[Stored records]
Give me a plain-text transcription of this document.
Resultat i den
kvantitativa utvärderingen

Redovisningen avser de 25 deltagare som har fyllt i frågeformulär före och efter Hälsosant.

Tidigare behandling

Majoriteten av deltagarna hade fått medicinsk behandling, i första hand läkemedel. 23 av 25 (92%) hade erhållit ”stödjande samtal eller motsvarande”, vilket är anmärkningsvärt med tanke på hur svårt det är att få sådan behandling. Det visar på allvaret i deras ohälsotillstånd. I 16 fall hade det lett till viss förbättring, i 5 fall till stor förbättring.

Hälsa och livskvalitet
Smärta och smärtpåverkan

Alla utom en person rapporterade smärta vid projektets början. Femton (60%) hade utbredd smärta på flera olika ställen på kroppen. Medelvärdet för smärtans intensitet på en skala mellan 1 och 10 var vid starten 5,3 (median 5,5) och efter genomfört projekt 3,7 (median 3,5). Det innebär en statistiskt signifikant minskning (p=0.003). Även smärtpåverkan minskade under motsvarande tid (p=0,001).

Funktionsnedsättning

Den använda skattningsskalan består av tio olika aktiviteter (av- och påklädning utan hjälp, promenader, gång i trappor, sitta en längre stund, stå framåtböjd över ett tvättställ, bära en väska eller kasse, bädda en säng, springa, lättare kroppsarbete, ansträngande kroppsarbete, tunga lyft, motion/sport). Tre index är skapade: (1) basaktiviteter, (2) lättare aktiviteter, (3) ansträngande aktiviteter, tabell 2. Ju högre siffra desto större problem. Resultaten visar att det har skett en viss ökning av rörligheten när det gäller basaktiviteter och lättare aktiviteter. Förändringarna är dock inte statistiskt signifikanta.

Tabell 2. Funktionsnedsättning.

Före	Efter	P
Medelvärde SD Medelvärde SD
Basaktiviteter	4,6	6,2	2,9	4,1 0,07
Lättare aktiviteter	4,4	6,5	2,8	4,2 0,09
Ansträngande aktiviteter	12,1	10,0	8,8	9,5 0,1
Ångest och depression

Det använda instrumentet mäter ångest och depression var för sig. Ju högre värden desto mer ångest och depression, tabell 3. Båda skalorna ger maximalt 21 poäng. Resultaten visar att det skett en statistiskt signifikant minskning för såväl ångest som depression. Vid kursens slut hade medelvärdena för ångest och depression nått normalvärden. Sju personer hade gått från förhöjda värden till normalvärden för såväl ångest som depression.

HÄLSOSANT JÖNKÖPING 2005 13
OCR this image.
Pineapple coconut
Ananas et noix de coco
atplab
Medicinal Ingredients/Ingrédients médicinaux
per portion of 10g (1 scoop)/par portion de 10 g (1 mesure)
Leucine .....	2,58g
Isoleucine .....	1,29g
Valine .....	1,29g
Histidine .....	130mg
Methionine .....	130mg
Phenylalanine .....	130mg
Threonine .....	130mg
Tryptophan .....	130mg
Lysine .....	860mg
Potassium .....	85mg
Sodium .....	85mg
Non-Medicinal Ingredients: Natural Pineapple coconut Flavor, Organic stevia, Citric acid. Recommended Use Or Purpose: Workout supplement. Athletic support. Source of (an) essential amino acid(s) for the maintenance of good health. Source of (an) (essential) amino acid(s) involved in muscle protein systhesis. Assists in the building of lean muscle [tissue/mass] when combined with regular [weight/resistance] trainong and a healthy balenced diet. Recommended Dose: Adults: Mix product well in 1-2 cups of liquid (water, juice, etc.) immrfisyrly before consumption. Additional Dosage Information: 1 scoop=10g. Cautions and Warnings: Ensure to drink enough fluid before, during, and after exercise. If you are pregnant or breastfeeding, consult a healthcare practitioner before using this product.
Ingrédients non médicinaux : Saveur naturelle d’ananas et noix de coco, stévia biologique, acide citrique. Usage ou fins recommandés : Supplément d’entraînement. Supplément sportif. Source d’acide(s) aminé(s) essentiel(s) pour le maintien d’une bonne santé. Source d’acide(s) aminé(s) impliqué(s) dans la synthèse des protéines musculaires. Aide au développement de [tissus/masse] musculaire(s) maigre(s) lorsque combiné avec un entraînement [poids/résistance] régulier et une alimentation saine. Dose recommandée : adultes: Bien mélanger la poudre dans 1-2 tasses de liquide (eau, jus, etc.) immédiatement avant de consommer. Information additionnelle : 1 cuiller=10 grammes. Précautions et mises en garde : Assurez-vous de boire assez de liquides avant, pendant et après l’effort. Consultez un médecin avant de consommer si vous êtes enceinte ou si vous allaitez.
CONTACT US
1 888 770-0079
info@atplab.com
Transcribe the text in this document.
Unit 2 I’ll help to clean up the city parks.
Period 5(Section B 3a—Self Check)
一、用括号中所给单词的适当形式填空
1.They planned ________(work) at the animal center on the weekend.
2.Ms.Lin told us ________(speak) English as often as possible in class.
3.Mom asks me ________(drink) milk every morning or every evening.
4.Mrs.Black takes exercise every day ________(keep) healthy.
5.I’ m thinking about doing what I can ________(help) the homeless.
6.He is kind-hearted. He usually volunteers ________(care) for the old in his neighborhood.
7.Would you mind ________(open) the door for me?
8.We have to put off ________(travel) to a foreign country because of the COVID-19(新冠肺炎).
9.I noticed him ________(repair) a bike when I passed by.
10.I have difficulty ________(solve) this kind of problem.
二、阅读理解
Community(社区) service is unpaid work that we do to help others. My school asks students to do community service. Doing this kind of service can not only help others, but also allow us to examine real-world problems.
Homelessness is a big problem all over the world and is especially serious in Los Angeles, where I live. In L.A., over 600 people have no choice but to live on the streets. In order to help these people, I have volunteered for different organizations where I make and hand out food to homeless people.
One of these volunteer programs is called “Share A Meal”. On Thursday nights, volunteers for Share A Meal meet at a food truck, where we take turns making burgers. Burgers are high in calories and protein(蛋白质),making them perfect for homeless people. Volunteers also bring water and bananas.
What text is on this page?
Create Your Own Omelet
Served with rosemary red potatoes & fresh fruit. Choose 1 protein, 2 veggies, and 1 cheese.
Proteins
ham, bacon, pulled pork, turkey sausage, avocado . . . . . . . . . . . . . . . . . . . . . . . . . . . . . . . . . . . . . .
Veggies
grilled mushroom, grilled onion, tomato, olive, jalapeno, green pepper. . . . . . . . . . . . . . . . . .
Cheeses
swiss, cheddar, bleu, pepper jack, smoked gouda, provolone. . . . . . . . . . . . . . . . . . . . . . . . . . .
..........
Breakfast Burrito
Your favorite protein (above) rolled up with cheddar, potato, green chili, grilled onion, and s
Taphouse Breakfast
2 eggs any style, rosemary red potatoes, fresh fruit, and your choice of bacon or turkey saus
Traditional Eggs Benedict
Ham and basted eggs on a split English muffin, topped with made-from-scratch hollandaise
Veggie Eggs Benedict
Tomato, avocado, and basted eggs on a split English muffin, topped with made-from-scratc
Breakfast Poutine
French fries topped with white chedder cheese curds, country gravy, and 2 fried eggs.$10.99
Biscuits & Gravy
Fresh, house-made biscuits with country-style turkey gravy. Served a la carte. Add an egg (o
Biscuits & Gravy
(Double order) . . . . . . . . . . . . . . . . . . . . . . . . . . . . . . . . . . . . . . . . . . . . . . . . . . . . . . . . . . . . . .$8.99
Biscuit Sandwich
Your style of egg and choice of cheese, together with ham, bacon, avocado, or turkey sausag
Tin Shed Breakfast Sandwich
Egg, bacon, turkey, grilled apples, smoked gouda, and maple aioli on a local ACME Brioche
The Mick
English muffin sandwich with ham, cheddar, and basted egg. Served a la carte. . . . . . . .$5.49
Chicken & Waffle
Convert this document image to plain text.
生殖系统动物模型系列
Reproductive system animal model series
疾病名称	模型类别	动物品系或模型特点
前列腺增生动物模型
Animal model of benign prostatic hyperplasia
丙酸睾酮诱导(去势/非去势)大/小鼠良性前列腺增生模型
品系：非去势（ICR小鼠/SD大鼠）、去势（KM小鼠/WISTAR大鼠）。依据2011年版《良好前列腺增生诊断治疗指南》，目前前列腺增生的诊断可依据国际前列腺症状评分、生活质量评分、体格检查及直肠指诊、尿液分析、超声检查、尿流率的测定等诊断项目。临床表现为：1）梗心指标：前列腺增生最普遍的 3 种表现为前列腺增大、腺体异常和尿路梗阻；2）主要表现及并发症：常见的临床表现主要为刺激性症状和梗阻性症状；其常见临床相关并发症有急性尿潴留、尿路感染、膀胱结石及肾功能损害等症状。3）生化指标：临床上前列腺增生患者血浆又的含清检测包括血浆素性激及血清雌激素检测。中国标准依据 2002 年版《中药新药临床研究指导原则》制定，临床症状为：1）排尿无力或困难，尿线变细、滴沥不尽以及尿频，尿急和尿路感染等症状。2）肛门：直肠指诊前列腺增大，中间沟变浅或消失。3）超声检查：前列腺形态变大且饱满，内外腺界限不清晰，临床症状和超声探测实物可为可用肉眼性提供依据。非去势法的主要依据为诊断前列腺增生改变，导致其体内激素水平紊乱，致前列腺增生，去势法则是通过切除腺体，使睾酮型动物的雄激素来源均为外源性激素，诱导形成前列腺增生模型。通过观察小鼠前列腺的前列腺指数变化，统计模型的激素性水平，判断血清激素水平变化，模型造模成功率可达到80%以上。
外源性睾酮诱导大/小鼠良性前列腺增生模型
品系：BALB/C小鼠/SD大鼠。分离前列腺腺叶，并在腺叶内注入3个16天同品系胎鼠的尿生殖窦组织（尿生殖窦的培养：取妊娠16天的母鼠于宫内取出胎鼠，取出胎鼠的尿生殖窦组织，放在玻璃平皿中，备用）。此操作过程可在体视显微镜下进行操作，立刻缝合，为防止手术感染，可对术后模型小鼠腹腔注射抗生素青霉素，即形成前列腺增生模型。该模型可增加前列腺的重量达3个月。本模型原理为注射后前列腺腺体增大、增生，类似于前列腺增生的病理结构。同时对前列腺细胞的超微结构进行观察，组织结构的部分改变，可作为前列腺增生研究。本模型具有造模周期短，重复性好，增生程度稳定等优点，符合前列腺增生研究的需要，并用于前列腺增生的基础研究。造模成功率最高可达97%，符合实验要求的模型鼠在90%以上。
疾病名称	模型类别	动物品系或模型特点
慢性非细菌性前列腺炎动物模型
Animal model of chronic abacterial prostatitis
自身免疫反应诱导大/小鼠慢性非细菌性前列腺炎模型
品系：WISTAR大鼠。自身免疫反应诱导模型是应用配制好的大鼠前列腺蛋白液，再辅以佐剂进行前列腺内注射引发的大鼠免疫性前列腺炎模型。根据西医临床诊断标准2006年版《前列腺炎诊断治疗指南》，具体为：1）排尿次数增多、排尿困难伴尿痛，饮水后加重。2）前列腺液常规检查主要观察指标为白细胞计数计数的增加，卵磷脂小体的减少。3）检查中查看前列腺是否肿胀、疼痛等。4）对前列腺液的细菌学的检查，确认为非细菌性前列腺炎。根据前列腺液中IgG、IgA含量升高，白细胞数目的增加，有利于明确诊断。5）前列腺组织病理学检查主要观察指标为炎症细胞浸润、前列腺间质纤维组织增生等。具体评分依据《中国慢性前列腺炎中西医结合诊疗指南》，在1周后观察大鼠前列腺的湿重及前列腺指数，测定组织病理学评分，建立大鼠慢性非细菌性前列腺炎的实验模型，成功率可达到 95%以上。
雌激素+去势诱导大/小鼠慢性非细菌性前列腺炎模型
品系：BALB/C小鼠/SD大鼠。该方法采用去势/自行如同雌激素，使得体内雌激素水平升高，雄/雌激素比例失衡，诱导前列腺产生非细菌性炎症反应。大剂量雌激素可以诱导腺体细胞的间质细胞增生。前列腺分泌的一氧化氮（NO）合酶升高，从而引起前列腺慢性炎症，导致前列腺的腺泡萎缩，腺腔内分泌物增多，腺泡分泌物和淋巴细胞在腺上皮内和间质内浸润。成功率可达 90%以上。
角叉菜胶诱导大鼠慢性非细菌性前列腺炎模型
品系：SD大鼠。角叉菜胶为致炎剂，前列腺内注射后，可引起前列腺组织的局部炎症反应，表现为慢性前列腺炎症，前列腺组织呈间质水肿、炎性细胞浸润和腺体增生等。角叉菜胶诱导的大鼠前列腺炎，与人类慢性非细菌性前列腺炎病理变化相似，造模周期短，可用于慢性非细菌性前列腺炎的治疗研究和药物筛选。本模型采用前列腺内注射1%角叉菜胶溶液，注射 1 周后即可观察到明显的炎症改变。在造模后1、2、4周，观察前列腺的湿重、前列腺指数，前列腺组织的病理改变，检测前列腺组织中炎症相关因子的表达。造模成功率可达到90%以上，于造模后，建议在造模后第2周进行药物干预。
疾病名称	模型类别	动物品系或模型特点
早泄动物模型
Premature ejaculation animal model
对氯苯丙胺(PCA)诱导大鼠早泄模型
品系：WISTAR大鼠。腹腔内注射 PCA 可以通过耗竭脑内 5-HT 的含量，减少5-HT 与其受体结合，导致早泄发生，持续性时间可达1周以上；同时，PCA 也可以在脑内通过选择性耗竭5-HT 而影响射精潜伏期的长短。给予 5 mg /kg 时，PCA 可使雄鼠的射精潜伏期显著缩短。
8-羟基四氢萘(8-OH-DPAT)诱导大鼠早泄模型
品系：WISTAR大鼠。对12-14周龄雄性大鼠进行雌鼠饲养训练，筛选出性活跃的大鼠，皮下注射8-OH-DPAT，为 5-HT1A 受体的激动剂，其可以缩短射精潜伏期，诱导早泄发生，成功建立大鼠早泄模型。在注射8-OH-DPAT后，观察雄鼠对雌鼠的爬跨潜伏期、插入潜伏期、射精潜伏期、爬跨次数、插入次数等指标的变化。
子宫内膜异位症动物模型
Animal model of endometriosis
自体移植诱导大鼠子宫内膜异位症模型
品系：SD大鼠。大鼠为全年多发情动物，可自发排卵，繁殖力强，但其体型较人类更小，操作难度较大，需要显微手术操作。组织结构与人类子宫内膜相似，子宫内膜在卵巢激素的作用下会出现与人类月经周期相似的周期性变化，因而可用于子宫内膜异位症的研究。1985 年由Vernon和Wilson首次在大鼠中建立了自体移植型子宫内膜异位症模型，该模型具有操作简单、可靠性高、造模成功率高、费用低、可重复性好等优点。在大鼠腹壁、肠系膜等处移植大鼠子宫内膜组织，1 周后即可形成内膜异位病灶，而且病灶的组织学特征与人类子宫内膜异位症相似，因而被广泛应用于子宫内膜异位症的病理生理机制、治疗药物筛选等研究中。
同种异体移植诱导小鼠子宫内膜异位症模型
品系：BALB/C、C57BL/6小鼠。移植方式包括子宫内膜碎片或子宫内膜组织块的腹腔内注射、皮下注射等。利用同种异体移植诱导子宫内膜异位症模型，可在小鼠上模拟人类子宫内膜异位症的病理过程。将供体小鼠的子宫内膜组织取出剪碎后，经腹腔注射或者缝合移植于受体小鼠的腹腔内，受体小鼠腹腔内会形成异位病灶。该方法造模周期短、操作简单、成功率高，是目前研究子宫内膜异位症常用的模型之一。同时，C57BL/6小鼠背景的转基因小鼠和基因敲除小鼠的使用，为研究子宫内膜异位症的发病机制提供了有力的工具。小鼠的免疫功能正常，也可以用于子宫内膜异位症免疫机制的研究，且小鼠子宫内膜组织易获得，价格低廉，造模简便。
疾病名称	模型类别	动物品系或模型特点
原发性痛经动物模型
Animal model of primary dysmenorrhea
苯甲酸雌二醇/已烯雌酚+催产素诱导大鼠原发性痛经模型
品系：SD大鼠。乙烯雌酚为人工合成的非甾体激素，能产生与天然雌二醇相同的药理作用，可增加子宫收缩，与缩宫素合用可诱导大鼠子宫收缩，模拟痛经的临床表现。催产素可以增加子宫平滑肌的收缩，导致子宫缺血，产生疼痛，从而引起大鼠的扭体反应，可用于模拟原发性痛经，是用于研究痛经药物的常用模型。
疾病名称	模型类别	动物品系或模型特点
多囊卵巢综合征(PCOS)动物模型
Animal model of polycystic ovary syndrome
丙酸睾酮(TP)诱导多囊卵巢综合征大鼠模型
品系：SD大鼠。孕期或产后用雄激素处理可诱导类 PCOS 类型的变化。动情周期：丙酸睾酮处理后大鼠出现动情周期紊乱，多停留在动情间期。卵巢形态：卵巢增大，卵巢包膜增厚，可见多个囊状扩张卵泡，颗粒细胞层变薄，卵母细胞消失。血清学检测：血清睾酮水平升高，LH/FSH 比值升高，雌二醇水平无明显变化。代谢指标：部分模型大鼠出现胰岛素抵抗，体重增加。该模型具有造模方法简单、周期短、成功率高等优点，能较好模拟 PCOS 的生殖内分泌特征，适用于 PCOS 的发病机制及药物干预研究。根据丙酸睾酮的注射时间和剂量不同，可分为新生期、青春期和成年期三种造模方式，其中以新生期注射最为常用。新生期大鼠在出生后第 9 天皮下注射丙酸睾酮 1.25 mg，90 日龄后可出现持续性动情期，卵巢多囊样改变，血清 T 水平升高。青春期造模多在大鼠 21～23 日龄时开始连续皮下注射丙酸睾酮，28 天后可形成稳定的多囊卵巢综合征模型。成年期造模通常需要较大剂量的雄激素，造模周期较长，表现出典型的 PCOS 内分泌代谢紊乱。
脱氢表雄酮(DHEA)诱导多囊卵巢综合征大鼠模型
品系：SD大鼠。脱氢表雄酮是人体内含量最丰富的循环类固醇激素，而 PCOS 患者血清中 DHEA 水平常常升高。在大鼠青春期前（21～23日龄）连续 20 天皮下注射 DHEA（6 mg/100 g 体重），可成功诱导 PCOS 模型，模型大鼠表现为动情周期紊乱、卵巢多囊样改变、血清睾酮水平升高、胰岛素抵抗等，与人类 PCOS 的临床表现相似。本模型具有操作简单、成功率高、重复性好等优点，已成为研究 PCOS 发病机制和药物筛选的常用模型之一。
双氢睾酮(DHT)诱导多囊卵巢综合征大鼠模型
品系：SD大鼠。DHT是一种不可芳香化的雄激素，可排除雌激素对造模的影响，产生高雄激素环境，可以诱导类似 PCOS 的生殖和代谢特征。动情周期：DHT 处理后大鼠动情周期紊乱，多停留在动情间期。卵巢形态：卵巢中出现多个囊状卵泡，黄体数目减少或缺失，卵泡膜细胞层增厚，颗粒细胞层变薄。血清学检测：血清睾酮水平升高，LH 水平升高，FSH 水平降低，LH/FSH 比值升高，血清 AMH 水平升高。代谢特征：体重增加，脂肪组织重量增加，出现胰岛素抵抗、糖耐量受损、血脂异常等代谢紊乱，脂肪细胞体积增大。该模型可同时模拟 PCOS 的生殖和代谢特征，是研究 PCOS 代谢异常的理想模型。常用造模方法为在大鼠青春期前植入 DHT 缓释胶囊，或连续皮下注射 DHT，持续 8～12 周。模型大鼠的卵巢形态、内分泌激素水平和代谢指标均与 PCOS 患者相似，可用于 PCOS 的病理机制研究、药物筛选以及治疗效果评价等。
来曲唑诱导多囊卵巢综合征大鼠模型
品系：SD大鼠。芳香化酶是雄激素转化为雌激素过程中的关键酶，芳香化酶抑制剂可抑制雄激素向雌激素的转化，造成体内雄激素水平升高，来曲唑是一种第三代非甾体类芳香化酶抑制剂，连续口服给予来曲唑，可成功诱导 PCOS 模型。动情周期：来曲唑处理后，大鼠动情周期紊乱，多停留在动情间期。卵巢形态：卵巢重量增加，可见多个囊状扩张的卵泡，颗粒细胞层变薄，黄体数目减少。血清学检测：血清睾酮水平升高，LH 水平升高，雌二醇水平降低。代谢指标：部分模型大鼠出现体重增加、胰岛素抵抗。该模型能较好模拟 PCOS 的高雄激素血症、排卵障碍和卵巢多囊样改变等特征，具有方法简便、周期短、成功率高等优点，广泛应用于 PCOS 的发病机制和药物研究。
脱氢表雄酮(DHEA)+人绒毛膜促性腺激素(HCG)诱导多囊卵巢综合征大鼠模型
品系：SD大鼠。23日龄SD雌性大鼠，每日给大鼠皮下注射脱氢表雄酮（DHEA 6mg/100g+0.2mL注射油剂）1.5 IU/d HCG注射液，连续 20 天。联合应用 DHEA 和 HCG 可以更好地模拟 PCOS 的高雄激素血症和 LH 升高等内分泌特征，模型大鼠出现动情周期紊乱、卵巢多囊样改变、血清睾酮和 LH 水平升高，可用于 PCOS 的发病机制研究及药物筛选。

# Instructions to follow
Whenever a line above includes "English", copy it in full.

# Written answer
2.Ms.Lin told us ________(speak) English as often as possible in class.
Ham and basted eggs on a split English muffin, topped with made-from-scratch hollandaise
Tomato, avocado, and basted eggs on a split English muffin, topped with made-from-scratc
English muffin sandwich with ham, cheddar, and basted egg. Served a la carte. . . . . . . .$5.49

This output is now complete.